[Data listing]
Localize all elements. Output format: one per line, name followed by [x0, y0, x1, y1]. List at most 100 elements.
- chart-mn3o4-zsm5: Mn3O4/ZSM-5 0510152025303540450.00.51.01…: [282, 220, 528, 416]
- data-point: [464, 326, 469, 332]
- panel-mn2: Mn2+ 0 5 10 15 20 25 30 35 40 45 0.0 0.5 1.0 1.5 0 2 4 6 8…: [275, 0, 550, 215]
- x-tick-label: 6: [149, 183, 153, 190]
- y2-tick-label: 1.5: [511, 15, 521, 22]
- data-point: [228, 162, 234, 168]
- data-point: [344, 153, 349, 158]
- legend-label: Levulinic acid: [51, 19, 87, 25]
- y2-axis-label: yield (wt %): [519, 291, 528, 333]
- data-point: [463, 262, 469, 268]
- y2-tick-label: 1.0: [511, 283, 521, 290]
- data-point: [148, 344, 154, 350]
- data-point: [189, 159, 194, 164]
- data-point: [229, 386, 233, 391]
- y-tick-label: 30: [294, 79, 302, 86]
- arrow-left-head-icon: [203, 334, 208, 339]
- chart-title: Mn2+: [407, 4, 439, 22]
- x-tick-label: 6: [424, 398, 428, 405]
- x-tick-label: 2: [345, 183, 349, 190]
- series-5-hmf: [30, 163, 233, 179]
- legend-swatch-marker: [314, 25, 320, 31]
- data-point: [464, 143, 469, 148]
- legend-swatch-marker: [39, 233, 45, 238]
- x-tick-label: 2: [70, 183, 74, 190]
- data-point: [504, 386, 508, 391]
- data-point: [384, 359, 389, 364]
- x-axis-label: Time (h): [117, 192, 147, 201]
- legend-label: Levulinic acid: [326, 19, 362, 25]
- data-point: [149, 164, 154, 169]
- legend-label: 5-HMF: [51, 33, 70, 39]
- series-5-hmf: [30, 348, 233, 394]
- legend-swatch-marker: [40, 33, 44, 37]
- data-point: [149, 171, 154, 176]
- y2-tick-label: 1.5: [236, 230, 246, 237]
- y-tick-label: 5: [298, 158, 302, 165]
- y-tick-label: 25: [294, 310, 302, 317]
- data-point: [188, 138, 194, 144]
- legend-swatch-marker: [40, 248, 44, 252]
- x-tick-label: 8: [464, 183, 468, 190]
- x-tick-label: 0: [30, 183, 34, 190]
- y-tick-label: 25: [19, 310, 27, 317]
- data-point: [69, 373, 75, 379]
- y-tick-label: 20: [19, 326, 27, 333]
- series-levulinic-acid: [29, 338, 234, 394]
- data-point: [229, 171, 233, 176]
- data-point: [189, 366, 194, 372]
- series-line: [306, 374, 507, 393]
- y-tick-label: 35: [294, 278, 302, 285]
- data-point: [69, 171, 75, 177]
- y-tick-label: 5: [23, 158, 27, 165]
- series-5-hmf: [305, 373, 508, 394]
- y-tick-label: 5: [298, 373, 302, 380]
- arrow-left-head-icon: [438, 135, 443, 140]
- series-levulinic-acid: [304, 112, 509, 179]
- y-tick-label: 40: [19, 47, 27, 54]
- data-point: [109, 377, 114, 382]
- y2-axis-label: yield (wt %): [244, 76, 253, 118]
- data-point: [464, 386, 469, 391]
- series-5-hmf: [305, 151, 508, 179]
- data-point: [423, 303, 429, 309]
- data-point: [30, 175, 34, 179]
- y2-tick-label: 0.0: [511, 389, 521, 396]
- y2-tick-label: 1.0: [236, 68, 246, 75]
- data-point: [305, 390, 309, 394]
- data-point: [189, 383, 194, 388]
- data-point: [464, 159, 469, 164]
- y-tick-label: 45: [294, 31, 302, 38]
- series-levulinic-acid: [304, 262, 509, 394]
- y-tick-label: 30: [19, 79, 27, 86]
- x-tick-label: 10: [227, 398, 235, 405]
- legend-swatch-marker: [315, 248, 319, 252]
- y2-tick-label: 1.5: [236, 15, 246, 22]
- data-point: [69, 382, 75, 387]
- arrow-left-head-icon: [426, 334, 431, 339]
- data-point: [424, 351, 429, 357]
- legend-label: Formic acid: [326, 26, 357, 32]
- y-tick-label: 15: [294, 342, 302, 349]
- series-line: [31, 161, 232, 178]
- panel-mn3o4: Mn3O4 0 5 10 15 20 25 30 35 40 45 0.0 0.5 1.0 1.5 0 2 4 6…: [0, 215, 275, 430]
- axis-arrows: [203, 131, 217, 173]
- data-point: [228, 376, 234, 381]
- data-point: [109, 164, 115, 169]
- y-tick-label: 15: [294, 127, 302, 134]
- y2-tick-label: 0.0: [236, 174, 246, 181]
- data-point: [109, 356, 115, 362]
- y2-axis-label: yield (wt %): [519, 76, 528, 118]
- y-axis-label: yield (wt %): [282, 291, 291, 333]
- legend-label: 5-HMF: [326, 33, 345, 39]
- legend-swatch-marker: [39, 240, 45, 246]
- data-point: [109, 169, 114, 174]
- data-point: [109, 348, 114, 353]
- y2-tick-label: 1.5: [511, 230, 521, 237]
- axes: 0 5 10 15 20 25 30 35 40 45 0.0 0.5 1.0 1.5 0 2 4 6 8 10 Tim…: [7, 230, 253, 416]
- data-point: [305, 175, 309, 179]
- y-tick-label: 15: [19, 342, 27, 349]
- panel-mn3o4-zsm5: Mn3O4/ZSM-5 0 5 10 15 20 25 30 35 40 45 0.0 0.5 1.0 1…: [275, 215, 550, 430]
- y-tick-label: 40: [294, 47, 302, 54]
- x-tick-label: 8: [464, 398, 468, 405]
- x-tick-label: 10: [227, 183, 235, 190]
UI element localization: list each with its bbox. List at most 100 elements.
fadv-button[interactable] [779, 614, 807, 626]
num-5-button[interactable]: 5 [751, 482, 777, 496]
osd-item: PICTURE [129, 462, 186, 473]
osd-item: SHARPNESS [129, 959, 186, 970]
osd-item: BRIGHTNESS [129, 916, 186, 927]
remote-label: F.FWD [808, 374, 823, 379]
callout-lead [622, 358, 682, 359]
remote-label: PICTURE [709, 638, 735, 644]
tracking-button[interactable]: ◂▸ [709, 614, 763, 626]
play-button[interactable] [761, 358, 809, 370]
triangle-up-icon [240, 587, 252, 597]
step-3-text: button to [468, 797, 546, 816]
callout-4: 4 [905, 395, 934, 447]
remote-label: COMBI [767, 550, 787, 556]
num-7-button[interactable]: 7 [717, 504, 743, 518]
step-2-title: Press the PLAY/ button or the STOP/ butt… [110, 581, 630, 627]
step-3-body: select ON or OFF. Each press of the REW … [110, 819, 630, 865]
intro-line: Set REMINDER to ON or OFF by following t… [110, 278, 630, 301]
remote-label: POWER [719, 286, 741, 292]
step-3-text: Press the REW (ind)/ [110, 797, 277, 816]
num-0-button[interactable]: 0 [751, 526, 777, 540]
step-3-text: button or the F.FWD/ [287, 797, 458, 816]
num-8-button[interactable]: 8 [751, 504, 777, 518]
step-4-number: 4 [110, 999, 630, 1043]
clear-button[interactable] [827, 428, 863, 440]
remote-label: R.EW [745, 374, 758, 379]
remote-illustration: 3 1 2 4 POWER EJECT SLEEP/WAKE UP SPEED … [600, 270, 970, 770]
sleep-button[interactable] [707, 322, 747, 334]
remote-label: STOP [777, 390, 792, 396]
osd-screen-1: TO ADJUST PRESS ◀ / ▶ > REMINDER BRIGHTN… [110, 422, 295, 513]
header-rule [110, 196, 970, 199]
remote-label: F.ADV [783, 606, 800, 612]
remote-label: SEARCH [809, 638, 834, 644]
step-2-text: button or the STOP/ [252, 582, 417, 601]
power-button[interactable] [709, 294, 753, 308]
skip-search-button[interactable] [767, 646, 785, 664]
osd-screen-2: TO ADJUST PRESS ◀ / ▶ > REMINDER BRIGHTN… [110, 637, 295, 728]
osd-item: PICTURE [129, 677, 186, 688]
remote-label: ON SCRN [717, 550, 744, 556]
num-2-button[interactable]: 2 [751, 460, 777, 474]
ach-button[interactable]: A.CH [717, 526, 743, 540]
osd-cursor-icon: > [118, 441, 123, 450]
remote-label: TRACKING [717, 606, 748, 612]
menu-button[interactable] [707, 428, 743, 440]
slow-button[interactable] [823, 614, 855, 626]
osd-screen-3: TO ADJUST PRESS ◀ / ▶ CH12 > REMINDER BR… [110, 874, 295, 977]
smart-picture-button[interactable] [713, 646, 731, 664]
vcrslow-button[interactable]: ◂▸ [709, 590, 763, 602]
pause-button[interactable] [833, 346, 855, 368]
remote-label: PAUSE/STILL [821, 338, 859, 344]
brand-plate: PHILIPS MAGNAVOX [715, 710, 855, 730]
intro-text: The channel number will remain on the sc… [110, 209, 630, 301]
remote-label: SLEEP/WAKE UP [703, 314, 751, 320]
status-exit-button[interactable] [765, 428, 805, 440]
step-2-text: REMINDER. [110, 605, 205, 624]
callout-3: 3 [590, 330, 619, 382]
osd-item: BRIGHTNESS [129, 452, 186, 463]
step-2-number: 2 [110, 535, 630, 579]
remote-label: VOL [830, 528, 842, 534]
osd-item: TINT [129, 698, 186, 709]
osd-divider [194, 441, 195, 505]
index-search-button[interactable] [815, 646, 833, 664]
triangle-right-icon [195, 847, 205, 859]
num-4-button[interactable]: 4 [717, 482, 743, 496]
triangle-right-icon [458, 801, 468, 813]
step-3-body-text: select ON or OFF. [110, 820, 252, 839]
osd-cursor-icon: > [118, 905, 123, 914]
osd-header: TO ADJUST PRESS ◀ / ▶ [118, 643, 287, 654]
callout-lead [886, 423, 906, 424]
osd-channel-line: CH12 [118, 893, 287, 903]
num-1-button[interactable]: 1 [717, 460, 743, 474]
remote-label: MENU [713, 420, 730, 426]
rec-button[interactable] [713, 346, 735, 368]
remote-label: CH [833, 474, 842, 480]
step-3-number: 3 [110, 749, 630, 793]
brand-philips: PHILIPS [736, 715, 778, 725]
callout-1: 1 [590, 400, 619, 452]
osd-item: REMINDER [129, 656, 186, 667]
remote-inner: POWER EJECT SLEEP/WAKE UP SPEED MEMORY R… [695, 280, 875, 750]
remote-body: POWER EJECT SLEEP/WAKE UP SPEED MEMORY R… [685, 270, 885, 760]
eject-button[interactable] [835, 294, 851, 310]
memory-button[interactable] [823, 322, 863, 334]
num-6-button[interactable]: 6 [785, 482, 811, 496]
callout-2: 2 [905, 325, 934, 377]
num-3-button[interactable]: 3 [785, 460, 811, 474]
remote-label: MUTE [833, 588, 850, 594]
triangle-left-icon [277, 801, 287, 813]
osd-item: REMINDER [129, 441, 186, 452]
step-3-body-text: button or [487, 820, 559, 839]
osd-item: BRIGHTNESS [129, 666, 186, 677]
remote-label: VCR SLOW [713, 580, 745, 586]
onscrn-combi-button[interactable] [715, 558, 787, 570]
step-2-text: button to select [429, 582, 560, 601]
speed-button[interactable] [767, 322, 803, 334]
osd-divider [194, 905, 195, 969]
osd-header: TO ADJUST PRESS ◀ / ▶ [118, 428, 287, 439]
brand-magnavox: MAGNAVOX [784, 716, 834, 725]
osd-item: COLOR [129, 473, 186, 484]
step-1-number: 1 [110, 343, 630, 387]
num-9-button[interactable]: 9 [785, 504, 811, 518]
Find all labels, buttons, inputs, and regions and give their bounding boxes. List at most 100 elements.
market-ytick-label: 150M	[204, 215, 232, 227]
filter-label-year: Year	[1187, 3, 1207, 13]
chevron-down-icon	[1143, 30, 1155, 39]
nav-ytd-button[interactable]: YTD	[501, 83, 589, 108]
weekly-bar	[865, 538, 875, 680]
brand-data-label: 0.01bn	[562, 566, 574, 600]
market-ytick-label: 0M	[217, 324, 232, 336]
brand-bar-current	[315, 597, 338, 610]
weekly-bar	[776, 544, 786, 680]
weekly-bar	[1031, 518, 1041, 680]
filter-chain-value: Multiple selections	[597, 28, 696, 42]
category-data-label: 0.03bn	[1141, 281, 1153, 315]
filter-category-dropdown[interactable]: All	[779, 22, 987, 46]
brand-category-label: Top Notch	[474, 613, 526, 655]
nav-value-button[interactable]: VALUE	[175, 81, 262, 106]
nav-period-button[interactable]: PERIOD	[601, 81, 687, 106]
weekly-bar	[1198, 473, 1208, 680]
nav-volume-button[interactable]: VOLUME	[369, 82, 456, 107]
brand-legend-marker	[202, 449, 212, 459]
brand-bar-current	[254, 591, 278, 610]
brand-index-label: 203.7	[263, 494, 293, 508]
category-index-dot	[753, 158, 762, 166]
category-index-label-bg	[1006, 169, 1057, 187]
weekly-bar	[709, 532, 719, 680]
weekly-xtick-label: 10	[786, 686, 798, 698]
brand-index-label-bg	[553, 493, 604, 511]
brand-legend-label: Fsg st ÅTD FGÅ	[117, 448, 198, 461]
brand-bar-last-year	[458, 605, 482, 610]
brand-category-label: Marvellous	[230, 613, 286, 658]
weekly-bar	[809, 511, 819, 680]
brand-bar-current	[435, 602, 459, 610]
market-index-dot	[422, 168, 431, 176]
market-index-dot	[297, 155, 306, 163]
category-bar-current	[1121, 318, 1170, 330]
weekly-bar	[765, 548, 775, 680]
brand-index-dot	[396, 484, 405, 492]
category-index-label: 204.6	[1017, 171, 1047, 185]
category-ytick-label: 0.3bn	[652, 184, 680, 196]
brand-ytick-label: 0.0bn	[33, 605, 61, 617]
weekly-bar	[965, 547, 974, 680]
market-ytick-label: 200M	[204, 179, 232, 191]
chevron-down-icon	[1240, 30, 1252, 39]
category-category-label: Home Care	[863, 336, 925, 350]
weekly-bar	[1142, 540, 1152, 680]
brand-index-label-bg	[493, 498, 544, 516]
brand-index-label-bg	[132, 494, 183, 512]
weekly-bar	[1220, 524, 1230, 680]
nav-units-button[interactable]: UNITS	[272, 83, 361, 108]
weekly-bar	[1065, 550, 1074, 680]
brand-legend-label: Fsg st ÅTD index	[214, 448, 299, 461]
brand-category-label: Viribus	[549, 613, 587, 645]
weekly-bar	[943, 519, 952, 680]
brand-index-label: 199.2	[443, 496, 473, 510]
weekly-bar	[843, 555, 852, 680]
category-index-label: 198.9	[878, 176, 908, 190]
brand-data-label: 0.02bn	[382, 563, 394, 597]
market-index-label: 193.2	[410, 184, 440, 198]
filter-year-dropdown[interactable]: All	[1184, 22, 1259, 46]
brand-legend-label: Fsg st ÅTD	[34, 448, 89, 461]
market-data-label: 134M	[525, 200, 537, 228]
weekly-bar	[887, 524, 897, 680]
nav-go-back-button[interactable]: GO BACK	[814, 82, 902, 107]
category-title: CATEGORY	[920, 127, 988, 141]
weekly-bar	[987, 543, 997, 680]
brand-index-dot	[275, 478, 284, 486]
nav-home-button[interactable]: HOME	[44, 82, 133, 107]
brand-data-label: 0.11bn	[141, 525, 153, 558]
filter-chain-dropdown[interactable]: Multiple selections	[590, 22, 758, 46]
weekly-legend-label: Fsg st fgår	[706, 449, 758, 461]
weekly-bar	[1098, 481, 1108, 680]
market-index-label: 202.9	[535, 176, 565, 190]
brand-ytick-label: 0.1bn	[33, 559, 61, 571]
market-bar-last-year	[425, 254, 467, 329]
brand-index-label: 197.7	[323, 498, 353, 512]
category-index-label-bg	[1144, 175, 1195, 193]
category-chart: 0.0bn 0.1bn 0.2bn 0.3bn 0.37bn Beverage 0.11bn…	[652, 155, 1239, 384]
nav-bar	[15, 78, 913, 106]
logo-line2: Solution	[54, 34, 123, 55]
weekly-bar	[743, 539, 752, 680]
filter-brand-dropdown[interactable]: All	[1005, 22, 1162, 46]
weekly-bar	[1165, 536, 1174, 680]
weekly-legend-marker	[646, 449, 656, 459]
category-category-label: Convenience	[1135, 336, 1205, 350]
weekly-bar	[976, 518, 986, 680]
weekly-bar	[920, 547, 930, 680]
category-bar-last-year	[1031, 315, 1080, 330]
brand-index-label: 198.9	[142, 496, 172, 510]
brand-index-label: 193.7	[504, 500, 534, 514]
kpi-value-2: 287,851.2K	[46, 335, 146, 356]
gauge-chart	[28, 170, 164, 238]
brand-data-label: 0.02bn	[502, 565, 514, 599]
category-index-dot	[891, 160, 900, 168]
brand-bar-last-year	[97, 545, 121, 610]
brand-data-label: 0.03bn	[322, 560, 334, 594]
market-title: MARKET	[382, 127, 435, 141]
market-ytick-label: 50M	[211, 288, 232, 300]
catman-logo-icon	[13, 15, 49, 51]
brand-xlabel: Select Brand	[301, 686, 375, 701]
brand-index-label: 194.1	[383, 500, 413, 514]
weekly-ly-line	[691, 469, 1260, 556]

:: Task instructions ::
Rewrite the material from its first line up to and including the line with "- x-axis-label: Time", changing "data-point" to "point" and leaving everything else unchanged.

:: Exercise output ::
Localize all elements. Output format: one per line, name followed by [x0, y0, x1, y1]. List at most 100 elements.
- chart-mn3o4-zsm5: Mn3O4/ZSM-5 0510152025303540450.00.51.01…: [282, 220, 528, 416]
- point: [464, 326, 469, 332]
- panel-mn2: Mn2+ 0 5 10 15 20 25 30 35 40 45 0.0 0.5 1.0 1.5 0 2 4 6 8…: [275, 0, 550, 215]
- x-tick-label: 6: [149, 183, 153, 190]
- y2-tick-label: 1.5: [511, 15, 521, 22]
- point: [228, 162, 234, 168]
- point: [344, 153, 349, 158]
- legend-label: Levulinic acid: [51, 19, 87, 25]
- y2-axis-label: yield (wt %): [519, 291, 528, 333]
- point: [463, 262, 469, 268]
- y2-tick-label: 1.0: [511, 283, 521, 290]
- point: [148, 344, 154, 350]
- point: [189, 159, 194, 164]
- point: [229, 386, 233, 391]
- y-tick-label: 30: [294, 79, 302, 86]
- arrow-left-head-icon: [203, 334, 208, 339]
- chart-title: Mn2+: [407, 4, 439, 22]
- x-tick-label: 6: [424, 398, 428, 405]
- x-tick-label: 2: [345, 183, 349, 190]
- series-5-hmf: [30, 163, 233, 179]
- legend-swatch-marker: [314, 25, 320, 31]
- point: [464, 143, 469, 148]
- legend-swatch-marker: [39, 233, 45, 238]
- x-tick-label: 2: [70, 183, 74, 190]
- point: [504, 386, 508, 391]
- point: [384, 359, 389, 364]
- x-axis-label: Time (h): [117, 192, 147, 201]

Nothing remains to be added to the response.